** Start of DATA **

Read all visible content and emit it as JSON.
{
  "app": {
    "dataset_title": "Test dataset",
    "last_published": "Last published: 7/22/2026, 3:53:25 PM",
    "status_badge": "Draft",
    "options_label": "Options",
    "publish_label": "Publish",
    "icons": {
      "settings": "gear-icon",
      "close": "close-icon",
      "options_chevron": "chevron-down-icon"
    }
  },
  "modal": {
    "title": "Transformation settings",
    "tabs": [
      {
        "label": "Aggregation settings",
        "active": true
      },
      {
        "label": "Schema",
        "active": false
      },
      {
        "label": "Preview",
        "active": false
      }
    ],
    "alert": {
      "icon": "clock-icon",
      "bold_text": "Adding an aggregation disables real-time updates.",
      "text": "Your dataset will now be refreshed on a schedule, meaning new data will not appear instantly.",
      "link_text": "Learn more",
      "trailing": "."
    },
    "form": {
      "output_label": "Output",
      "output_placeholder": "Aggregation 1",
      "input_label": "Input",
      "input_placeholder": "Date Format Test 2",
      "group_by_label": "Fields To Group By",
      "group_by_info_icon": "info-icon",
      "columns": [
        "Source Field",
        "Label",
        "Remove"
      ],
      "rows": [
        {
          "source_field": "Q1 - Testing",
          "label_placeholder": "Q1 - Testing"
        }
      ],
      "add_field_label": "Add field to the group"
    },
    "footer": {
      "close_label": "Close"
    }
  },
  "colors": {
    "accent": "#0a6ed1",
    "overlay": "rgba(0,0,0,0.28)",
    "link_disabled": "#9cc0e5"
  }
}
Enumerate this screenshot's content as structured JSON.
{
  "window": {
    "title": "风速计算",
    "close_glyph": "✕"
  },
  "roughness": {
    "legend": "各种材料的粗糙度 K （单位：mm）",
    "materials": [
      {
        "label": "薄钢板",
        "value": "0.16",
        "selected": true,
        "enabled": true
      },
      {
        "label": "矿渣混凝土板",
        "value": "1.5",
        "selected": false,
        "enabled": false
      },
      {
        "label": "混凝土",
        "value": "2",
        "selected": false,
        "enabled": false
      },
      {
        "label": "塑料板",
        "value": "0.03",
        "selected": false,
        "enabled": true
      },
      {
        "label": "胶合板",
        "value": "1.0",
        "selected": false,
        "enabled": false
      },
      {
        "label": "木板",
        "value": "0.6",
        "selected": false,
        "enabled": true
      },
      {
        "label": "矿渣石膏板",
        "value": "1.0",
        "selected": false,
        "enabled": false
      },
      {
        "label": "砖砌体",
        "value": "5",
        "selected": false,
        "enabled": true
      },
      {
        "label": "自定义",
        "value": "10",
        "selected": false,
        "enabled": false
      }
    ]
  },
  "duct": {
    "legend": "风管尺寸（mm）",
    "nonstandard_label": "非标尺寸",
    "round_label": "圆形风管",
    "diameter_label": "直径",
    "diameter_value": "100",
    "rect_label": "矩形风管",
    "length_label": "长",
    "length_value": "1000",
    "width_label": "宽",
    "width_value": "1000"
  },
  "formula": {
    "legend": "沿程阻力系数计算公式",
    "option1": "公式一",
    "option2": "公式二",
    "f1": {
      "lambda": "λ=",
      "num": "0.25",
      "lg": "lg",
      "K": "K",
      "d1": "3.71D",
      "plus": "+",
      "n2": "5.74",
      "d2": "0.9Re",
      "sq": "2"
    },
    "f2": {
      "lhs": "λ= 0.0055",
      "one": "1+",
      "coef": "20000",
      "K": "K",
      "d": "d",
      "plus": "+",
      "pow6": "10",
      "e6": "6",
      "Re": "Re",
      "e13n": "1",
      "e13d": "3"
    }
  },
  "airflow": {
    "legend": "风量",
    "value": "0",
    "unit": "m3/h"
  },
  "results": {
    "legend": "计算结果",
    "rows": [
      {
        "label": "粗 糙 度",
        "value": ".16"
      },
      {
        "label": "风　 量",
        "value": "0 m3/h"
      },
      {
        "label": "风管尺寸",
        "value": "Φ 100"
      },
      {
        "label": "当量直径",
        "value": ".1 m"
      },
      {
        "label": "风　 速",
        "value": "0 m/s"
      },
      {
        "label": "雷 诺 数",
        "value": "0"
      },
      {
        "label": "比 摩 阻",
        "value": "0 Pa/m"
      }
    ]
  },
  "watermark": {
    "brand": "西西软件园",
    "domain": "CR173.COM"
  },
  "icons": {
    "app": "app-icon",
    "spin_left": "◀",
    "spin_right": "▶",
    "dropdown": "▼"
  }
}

** End of DATA **

### WHAT IS BEING ASKED
Output the entries verbatim.

### TASK OUTPUT
Read all visible content and emit it as JSON.
{
  "app": {
    "dataset_title": "Test dataset",
    "last_published": "Last published: 7/22/2026, 3:53:25 PM",
    "status_badge": "Draft",
    "options_label": "Options",
    "publish_label": "Publish",
    "icons": {
      "settings": "gear-icon",
      "close": "close-icon",
      "options_chevron": "chevron-down-icon"
    }
  },
  "modal": {
    "title": "Transformation settings",
    "tabs": [
      {
        "label": "Aggregation settings",
        "active": true
      },
      {
        "label": "Schema",
        "active": false
      },
      {
        "label": "Preview",
        "active": false
      }
    ],
    "alert": {
      "icon": "clock-icon",
      "bold_text": "Adding an aggregation disables real-time updates.",
      "text": "Your dataset will now be refreshed on a schedule, meaning new data will not appear instantly.",
      "link_text": "Learn more",
      "trailing": "."
    },
    "form": {
      "output_label": "Output",
      "output_placeholder": "Aggregation 1",
      "input_label": "Input",
      "input_placeholder": "Date Format Test 2",
      "group_by_label": "Fields To Group By",
      "group_by_info_icon": "info-icon",
      "columns": [
        "Source Field",
        "Label",
        "Remove"
      ],
      "rows": [
        {
          "source_field": "Q1 - Testing",
          "label_placeholder": "Q1 - Testing"
        }
      ],
      "add_field_label": "Add field to the group"
    },
    "footer": {
      "close_label": "Close"
    }
  },
  "colors": {
    "accent": "#0a6ed1",
    "overlay": "rgba(0,0,0,0.28)",
    "link_disabled": "#9cc0e5"
  }
}
Enumerate this screenshot's content as structured JSON.
{
  "window": {
    "title": "风速计算",
    "close_glyph": "✕"
  },
  "roughness": {
    "legend": "各种材料的粗糙度 K （单位：mm）",
    "materials": [
      {
        "label": "薄钢板",
        "value": "0.16",
        "selected": true,
        "enabled": true
      },
      {
        "label": "矿渣混凝土板",
        "value": "1.5",
        "selected": false,
        "enabled": false
      },
      {
        "label": "混凝土",
        "value": "2",
        "selected": false,
        "enabled": false
      },
      {
        "label": "塑料板",
        "value": "0.03",
        "selected": false,
        "enabled": true
      },
      {
        "label": "胶合板",
        "value": "1.0",
        "selected": false,
        "enabled": false
      },
      {
        "label": "木板",
        "value": "0.6",
        "selected": false,
        "enabled": true
      },
      {
        "label": "矿渣石膏板",
        "value": "1.0",
        "selected": false,
        "enabled": false
      },
      {
        "label": "砖砌体",
        "value": "5",
        "selected": false,
        "enabled": true
      },
      {
        "label": "自定义",
        "value": "10",
        "selected": false,
        "enabled": false
      }
    ]
  },
  "duct": {
    "legend": "风管尺寸（mm）",
    "nonstandard_label": "非标尺寸",
    "round_label": "圆形风管",
    "diameter_label": "直径",
    "diameter_value": "100",
    "rect_label": "矩形风管",
    "length_label": "长",
    "length_value": "1000",
    "width_label": "宽",
    "width_value": "1000"
  },
  "formula": {
    "legend": "沿程阻力系数计算公式",
    "option1": "公式一",
    "option2": "公式二",
    "f1": {
      "lambda": "λ=",
      "num": "0.25",
      "lg": "lg",
      "K": "K",
      "d1": "3.71D",
      "plus": "+",
      "n2": "5.74",
      "d2": "0.9Re",
      "sq": "2"
    },
    "f2": {
      "lhs": "λ= 0.0055",
      "one": "1+",
      "coef": "20000",
      "K": "K",
      "d": "d",
      "plus": "+",
      "pow6": "10",
      "e6": "6",
      "Re": "Re",
      "e13n": "1",
      "e13d": "3"
    }
  },
  "airflow": {
    "legend": "风量",
    "value": "0",
    "unit": "m3/h"
  },
  "results": {
    "legend": "计算结果",
    "rows": [
      {
        "label": "粗 糙 度",
        "value": ".16"
      },
      {
        "label": "风　 量",
        "value": "0 m3/h"
      },
      {
        "label": "风管尺寸",
        "value": "Φ 100"
      },
      {
        "label": "当量直径",
        "value": ".1 m"
      },
      {
        "label": "风　 速",
        "value": "0 m/s"
      },
      {
        "label": "雷 诺 数",
        "value": "0"
      },
      {
        "label": "比 摩 阻",
        "value": "0 Pa/m"
      }
    ]
  },
  "watermark": {
    "brand": "西西软件园",
    "domain": "CR173.COM"
  },
  "icons": {
    "app": "app-icon",
    "spin_left": "◀",
    "spin_right": "▶",
    "dropdown": "▼"
  }
}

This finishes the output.